**Set task**. Count each line in which the word "SDFS" appears. Reply with the total and nothing more.

**Data to process**.
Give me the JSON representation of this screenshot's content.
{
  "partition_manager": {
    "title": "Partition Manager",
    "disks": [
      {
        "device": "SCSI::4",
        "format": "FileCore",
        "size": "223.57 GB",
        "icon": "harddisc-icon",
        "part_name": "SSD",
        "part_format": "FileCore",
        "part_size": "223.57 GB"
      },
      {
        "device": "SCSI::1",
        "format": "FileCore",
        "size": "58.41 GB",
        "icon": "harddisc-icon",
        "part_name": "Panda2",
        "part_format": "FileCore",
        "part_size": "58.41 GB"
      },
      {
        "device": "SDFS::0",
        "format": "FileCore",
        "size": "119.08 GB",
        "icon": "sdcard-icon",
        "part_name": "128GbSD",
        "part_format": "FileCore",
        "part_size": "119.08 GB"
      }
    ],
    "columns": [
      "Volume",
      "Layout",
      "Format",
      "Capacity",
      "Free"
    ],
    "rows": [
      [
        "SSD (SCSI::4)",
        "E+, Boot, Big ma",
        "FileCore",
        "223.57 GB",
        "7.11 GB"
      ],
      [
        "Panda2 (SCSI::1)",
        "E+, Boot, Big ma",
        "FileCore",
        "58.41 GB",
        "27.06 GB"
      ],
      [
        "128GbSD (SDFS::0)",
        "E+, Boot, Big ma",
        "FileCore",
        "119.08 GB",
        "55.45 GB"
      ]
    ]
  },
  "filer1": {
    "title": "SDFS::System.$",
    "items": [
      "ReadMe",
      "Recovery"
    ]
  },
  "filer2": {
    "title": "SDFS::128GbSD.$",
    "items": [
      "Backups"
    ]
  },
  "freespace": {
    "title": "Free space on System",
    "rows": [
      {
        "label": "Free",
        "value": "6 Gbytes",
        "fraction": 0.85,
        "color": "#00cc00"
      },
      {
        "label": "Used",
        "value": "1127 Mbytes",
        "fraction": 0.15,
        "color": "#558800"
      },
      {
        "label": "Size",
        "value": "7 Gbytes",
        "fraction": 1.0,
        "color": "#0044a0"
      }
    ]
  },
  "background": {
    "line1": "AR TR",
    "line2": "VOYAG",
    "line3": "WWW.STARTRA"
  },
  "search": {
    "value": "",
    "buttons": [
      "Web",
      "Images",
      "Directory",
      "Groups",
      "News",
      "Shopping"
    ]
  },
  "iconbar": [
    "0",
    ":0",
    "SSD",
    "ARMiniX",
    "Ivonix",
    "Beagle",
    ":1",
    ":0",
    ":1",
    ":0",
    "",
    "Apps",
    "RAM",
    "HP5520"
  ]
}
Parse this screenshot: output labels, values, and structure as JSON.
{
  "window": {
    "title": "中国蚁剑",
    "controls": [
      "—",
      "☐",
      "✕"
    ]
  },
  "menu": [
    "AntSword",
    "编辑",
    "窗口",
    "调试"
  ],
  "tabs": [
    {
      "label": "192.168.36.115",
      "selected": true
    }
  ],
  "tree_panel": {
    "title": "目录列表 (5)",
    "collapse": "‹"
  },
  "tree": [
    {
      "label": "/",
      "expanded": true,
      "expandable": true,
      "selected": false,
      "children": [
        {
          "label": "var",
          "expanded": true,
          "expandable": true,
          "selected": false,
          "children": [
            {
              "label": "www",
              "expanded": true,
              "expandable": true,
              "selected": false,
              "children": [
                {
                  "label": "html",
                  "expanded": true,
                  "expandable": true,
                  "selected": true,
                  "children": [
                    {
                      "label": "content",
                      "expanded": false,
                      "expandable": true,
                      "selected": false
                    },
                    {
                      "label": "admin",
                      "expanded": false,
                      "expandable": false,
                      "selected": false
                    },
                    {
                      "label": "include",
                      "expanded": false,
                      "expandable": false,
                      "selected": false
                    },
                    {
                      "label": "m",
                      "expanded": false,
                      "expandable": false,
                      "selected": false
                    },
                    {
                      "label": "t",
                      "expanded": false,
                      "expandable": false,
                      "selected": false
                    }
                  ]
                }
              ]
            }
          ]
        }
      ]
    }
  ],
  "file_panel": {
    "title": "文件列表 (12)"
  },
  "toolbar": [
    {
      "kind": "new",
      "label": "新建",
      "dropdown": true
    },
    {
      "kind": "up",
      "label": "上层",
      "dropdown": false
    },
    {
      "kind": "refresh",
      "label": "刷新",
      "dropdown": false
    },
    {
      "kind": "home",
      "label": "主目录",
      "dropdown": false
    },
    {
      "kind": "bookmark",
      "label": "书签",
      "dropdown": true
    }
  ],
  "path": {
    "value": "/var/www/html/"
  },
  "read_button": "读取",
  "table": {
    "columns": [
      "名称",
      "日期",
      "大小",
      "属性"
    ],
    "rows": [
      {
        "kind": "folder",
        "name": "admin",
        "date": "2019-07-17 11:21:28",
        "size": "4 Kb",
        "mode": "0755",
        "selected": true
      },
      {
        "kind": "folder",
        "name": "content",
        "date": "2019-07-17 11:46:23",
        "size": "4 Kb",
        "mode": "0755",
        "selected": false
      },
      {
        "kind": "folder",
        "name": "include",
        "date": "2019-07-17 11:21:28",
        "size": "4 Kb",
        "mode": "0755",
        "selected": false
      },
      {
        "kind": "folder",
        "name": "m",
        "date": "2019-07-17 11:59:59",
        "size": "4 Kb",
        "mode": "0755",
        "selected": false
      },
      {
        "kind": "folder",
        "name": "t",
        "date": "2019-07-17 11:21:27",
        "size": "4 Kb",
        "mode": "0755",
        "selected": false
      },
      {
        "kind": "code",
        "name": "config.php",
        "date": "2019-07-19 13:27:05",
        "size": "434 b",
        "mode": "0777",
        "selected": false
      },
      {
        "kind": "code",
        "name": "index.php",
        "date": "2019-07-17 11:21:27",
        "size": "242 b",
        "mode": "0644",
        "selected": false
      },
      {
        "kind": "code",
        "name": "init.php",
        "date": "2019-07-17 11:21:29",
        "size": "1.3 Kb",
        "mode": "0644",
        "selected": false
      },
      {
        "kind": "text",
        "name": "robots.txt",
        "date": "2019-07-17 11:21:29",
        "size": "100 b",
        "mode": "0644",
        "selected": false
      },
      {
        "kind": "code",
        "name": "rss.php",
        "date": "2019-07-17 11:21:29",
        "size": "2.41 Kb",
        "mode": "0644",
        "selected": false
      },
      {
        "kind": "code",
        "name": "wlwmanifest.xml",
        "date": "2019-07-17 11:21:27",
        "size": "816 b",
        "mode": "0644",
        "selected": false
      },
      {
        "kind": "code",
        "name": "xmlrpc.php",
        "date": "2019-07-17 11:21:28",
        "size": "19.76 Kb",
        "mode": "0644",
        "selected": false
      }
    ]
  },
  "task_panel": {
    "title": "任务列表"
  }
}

**Full response**. 4